Your instructions ::
Each record below should be output verbatim, without pictures.

Start Source material

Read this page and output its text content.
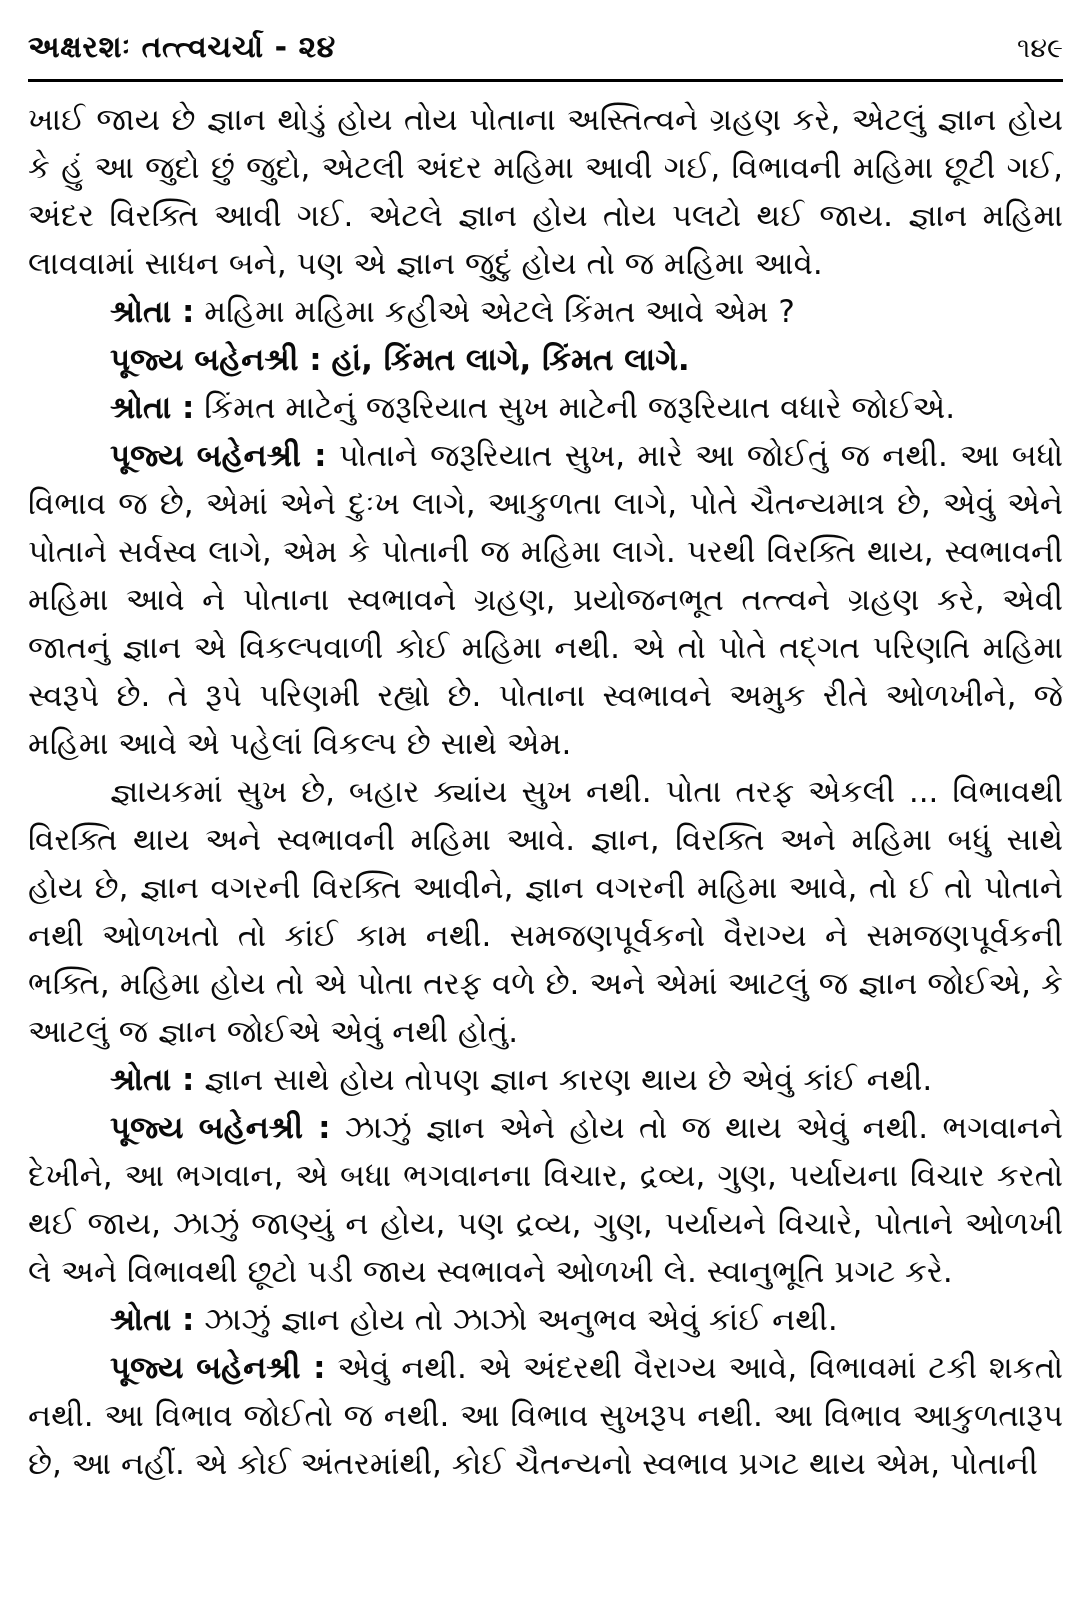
અક્ષરશઃ તત્ત્વચર્ચા - ૨૪	૧૪૯

ખાઈ જાય છે જ્ઞાન થોડું હોય તોય પોતાના અસ્તિત્વને ગ્રહણ કરે, એટલું જ્ઞાન હોય કે હું આ જુદો છું જુદો, એટલી અંદર મહિમા આવી ગઈ, વિભાવની મહિમા છૂટી ગઈ, અંદર વિરક્તિ આવી ગઈ. એટલે જ્ઞાન હોય તોય પલટો થઈ જાય. જ્ઞાન મહિમા લાવવામાં સાધન બને, પણ એ જ્ઞાન જુદું હોય તો જ મહિમા આવે.

શ્રોતા : મહિમા મહિમા કહીએ એટલે કિંમત આવે એમ ?

પૂજ્ય બહેનશ્રી : હાં, કિંમત લાગે, કિંમત લાગે.

શ્રોતા : કિંમત માટેનું જરૂરિયાત સુખ માટેની જરૂરિયાત વધારે જોઈએ.

પૂજ્ય બહેનશ્રી : પોતાને જરૂરિયાત સુખ, મારે આ જોઈતું જ નથી. આ બધો વિભાવ જ છે, એમાં એને દુઃખ લાગે, આકુળતા લાગે, પોતે ચૈતન્યમાત્ર છે, એવું એને પોતાને સર્વસ્વ લાગે, એમ કે પોતાની જ મહિમા લાગે. પરથી વિરક્તિ થાય, સ્વભાવની મહિમા આવે ને પોતાના સ્વભાવને ગ્રહણ, પ્રયોજનભૂત તત્ત્વને ગ્રહણ કરે, એવી જાતનું જ્ઞાન એ વિકલ્પવાળી કોઈ મહિમા નથી. એ તો પોતે તદ્ગત પરિણતિ મહિમા સ્વરૂપે છે. તે રૂપે પરિણમી રહ્યો છે. પોતાના સ્વભાવને અમુક રીતે ઓળખીને, જે મહિમા આવે એ પહેલાં વિકલ્પ છે સાથે એમ.

જ્ઞાયકમાં સુખ છે, બહાર ક્યાંય સુખ નથી. પોતા તરફ એકલી ... વિભાવથી વિરક્તિ થાય અને સ્વભાવની મહિમા આવે. જ્ઞાન, વિરક્તિ અને મહિમા બધું સાથે હોય છે, જ્ઞાન વગરની વિરક્તિ આવીને, જ્ઞાન વગરની મહિમા આવે, તો ઈ તો પોતાને નથી ઓળખતો તો કાંઈ કામ નથી. સમજણપૂર્વકનો વૈરાગ્ય ને સમજણપૂર્વકની ભક્તિ, મહિમા હોય તો એ પોતા તરફ વળે છે. અને એમાં આટલું જ જ્ઞાન જોઈએ, કે આટલું જ જ્ઞાન જોઈએ એવું નથી હોતું.

શ્રોતા : જ્ઞાન સાથે હોય તોપણ જ્ઞાન કારણ થાય છે એવું કાંઈ નથી.

પૂજ્ય બહેનશ્રી : ઝાઝું જ્ઞાન એને હોય તો જ થાય એવું નથી. ભગવાનને દેખીને, આ ભગવાન, એ બધા ભગવાનના વિચાર, દ્રવ્ય, ગુણ, પર્યાયના વિચાર કરતો થઈ જાય, ઝાઝું જાણ્યું ન હોય, પણ દ્રવ્ય, ગુણ, પર્યાયને વિચારે, પોતાને ઓળખી લે અને વિભાવથી છૂટો પડી જાય સ્વભાવને ઓળખી લે. સ્વાનુભૂતિ પ્રગટ કરે.

શ્રોતા : ઝાઝું જ્ઞાન હોય તો ઝાઝો અનુભવ એવું કાંઈ નથી.

પૂજ્ય બહેનશ્રી : એવું નથી. એ અંદરથી વૈરાગ્ય આવે, વિભાવમાં ટકી શકતો નથી. આ વિભાવ જોઈતો જ નથી. આ વિભાવ સુખરૂપ નથી. આ વિભાવ આકુળતારૂપ છે, આ નહીં. એ કોઈ અંતરમાંથી, કોઈ ચૈતન્યનો સ્વભાવ પ્રગટ થાય એમ, પોતાની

End Source material

Written solution ::
Read this page and output its text content.
અક્ષરશઃ તત્ત્વચર્ચા - ૨૪	૧૪૯

ખાઈ જાય છે જ્ઞાન થોડું હોય તોય પોતાના અસ્તિત્વને ગ્રહણ કરે, એટલું જ્ઞાન હોય કે હું આ જુદો છું જુદો, એટલી અંદર મહિમા આવી ગઈ, વિભાવની મહિમા છૂટી ગઈ, અંદર વિરક્તિ આવી ગઈ. એટલે જ્ઞાન હોય તોય પલટો થઈ જાય. જ્ઞાન મહિમા લાવવામાં સાધન બને, પણ એ જ્ઞાન જુદું હોય તો જ મહિમા આવે.

શ્રોતા : મહિમા મહિમા કહીએ એટલે કિંમત આવે એમ ?

પૂજ્ય બહેનશ્રી : હાં, કિંમત લાગે, કિંમત લાગે.

શ્રોતા : કિંમત માટેનું જરૂરિયાત સુખ માટેની જરૂરિયાત વધારે જોઈએ.

પૂજ્ય બહેનશ્રી : પોતાને જરૂરિયાત સુખ, મારે આ જોઈતું જ નથી. આ બધો વિભાવ જ છે, એમાં એને દુઃખ લાગે, આકુળતા લાગે, પોતે ચૈતન્યમાત્ર છે, એવું એને પોતાને સર્વસ્વ લાગે, એમ કે પોતાની જ મહિમા લાગે. પરથી વિરક્તિ થાય, સ્વભાવની મહિમા આવે ને પોતાના સ્વભાવને ગ્રહણ, પ્રયોજનભૂત તત્ત્વને ગ્રહણ કરે, એવી જાતનું જ્ઞાન એ વિકલ્પવાળી કોઈ મહિમા નથી. એ તો પોતે તદ્ગત પરિણતિ મહિમા સ્વરૂપે છે. તે રૂપે પરિણમી રહ્યો છે. પોતાના સ્વભાવને અમુક રીતે ઓળખીને, જે મહિમા આવે એ પહેલાં વિકલ્પ છે સાથે એમ.

જ્ઞાયકમાં સુખ છે, બહાર ક્યાંય સુખ નથી. પોતા તરફ એકલી ... વિભાવથી વિરક્તિ થાય અને સ્વભાવની મહિમા આવે. જ્ઞાન, વિરક્તિ અને મહિમા બધું સાથે હોય છે, જ્ઞાન વગરની વિરક્તિ આવીને, જ્ઞાન વગરની મહિમા આવે, તો ઈ તો પોતાને નથી ઓળખતો તો કાંઈ કામ નથી. સમજણપૂર્વકનો વૈરાગ્ય ને સમજણપૂર્વકની ભક્તિ, મહિમા હોય તો એ પોતા તરફ વળે છે. અને એમાં આટલું જ જ્ઞાન જોઈએ, કે આટલું જ જ્ઞાન જોઈએ એવું નથી હોતું.

શ્રોતા : જ્ઞાન સાથે હોય તોપણ જ્ઞાન કારણ થાય છે એવું કાંઈ નથી.

પૂજ્ય બહેનશ્રી : ઝાઝું જ્ઞાન એને હોય તો જ થાય એવું નથી. ભગવાનને દેખીને, આ ભગવાન, એ બધા ભગવાનના વિચાર, દ્રવ્ય, ગુણ, પર્યાયના વિચાર કરતો થઈ જાય, ઝાઝું જાણ્યું ન હોય, પણ દ્રવ્ય, ગુણ, પર્યાયને વિચારે, પોતાને ઓળખી લે અને વિભાવથી છૂટો પડી જાય સ્વભાવને ઓળખી લે. સ્વાનુભૂતિ પ્રગટ કરે.

શ્રોતા : ઝાઝું જ્ઞાન હોય તો ઝાઝો અનુભવ એવું કાંઈ નથી.

પૂજ્ય બહેનશ્રી : એવું નથી. એ અંદરથી વૈરાગ્ય આવે, વિભાવમાં ટકી શકતો નથી. આ વિભાવ જોઈતો જ નથી. આ વિભાવ સુખરૂપ નથી. આ વિભાવ આકુળતારૂપ છે, આ નહીં. એ કોઈ અંતરમાંથી, કોઈ ચૈતન્યનો સ્વભાવ પ્રગટ થાય એમ, પોતાની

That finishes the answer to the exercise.